§ **Problem description**
From the records below, extract all the text exactly and leave the images behind.
===============
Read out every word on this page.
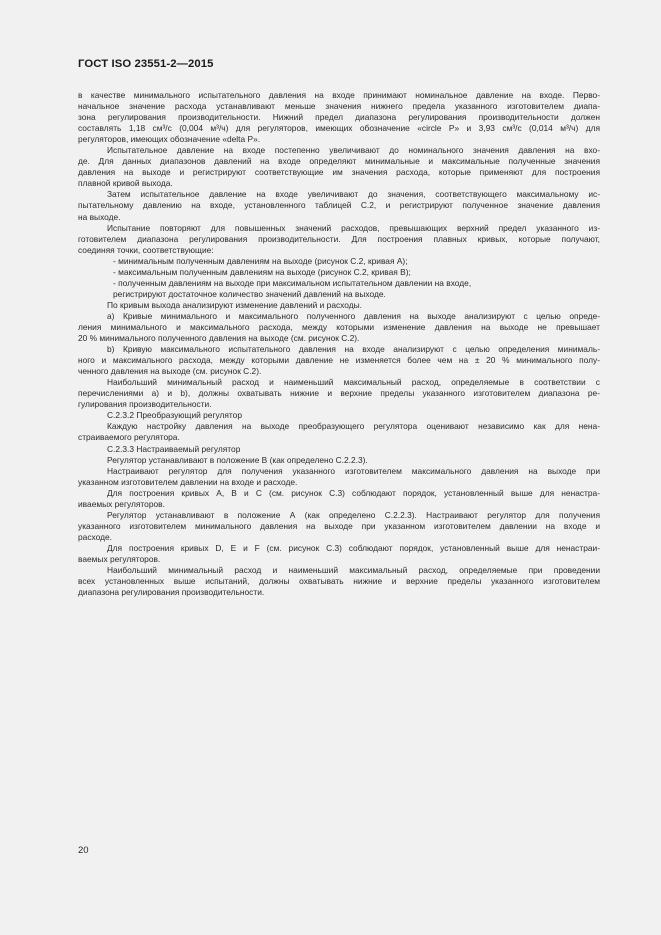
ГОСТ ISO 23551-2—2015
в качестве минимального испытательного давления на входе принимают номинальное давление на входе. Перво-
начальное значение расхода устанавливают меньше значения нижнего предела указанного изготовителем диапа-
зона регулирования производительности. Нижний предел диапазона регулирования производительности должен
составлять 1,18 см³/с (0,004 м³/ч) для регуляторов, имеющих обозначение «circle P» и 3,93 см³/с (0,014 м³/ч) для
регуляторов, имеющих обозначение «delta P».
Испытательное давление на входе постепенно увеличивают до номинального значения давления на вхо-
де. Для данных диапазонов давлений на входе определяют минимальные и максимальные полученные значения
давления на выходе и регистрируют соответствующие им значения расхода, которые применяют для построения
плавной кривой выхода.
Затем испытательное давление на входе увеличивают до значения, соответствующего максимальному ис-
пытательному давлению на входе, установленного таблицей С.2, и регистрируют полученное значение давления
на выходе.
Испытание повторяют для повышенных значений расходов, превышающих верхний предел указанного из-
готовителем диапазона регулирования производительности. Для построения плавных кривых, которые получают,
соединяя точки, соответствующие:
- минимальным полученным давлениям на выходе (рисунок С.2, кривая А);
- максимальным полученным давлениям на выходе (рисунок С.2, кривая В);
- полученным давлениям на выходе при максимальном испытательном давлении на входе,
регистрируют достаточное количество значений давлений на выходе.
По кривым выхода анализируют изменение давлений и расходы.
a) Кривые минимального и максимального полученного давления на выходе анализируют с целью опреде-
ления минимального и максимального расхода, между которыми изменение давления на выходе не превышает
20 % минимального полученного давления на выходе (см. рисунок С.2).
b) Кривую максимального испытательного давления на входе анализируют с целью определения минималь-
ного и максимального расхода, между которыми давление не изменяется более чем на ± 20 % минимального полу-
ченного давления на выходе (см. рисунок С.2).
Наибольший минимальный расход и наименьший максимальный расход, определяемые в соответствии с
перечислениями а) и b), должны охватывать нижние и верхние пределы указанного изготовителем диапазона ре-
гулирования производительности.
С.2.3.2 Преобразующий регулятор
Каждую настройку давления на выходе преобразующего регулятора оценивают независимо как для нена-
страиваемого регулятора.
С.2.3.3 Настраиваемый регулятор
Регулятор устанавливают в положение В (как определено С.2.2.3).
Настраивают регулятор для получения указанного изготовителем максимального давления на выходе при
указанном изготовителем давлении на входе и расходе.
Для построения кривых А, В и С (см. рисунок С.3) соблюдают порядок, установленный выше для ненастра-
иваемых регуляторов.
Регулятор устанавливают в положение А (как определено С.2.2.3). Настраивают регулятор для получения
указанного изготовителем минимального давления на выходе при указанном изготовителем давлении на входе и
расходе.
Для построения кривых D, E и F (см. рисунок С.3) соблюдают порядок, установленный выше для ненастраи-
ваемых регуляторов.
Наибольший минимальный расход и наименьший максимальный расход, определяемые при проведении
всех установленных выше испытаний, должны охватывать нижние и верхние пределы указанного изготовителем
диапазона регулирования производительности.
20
===============
§ **Reply to the exercise**
Read out every word on this page.
ГОСТ ISO 23551-2—2015
в качестве минимального испытательного давления на входе принимают номинальное давление на входе. Перво-
начальное значение расхода устанавливают меньше значения нижнего предела указанного изготовителем диапа-
зона регулирования производительности. Нижний предел диапазона регулирования производительности должен
составлять 1,18 см³/с (0,004 м³/ч) для регуляторов, имеющих обозначение «circle P» и 3,93 см³/с (0,014 м³/ч) для
регуляторов, имеющих обозначение «delta P».
Испытательное давление на входе постепенно увеличивают до номинального значения давления на вхо-
де. Для данных диапазонов давлений на входе определяют минимальные и максимальные полученные значения
давления на выходе и регистрируют соответствующие им значения расхода, которые применяют для построения
плавной кривой выхода.
Затем испытательное давление на входе увеличивают до значения, соответствующего максимальному ис-
пытательному давлению на входе, установленного таблицей С.2, и регистрируют полученное значение давления
на выходе.
Испытание повторяют для повышенных значений расходов, превышающих верхний предел указанного из-
готовителем диапазона регулирования производительности. Для построения плавных кривых, которые получают,
соединяя точки, соответствующие:
- минимальным полученным давлениям на выходе (рисунок С.2, кривая А);
- максимальным полученным давлениям на выходе (рисунок С.2, кривая В);
- полученным давлениям на выходе при максимальном испытательном давлении на входе,
регистрируют достаточное количество значений давлений на выходе.
По кривым выхода анализируют изменение давлений и расходы.
a) Кривые минимального и максимального полученного давления на выходе анализируют с целью опреде-
ления минимального и максимального расхода, между которыми изменение давления на выходе не превышает
20 % минимального полученного давления на выходе (см. рисунок С.2).
b) Кривую максимального испытательного давления на входе анализируют с целью определения минималь-
ного и максимального расхода, между которыми давление не изменяется более чем на ± 20 % минимального полу-
ченного давления на выходе (см. рисунок С.2).
Наибольший минимальный расход и наименьший максимальный расход, определяемые в соответствии с
перечислениями а) и b), должны охватывать нижние и верхние пределы указанного изготовителем диапазона ре-
гулирования производительности.
С.2.3.2 Преобразующий регулятор
Каждую настройку давления на выходе преобразующего регулятора оценивают независимо как для нена-
страиваемого регулятора.
С.2.3.3 Настраиваемый регулятор
Регулятор устанавливают в положение В (как определено С.2.2.3).
Настраивают регулятор для получения указанного изготовителем максимального давления на выходе при
указанном изготовителем давлении на входе и расходе.
Для построения кривых А, В и С (см. рисунок С.3) соблюдают порядок, установленный выше для ненастра-
иваемых регуляторов.
Регулятор устанавливают в положение А (как определено С.2.2.3). Настраивают регулятор для получения
указанного изготовителем минимального давления на выходе при указанном изготовителем давлении на входе и
расходе.
Для построения кривых D, E и F (см. рисунок С.3) соблюдают порядок, установленный выше для ненастраи-
ваемых регуляторов.
Наибольший минимальный расход и наименьший максимальный расход, определяемые при проведении
всех установленных выше испытаний, должны охватывать нижние и верхние пределы указанного изготовителем
диапазона регулирования производительности.
20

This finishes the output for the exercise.